Aim of the exercise:
Copy out all of the material exactly as presented.

Extracted data entries:
++++++++

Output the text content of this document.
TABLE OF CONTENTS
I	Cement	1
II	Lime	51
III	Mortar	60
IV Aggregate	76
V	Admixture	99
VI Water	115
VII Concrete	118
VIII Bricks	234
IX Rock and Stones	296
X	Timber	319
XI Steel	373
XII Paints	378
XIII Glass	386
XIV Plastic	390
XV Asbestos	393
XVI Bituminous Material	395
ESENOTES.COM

++++++++

Output of the exercise:
Output the text content of this document.
TABLE OF CONTENTS
I	Cement	1
II	Lime	51
III	Mortar	60
IV Aggregate	76
V	Admixture	99
VI Water	115
VII Concrete	118
VIII Bricks	234
IX Rock and Stones	296
X	Timber	319
XI Steel	373
XII Paints	378
XIII Glass	386
XIV Plastic	390
XV Asbestos	393
XVI Bituminous Material	395
ESENOTES.COM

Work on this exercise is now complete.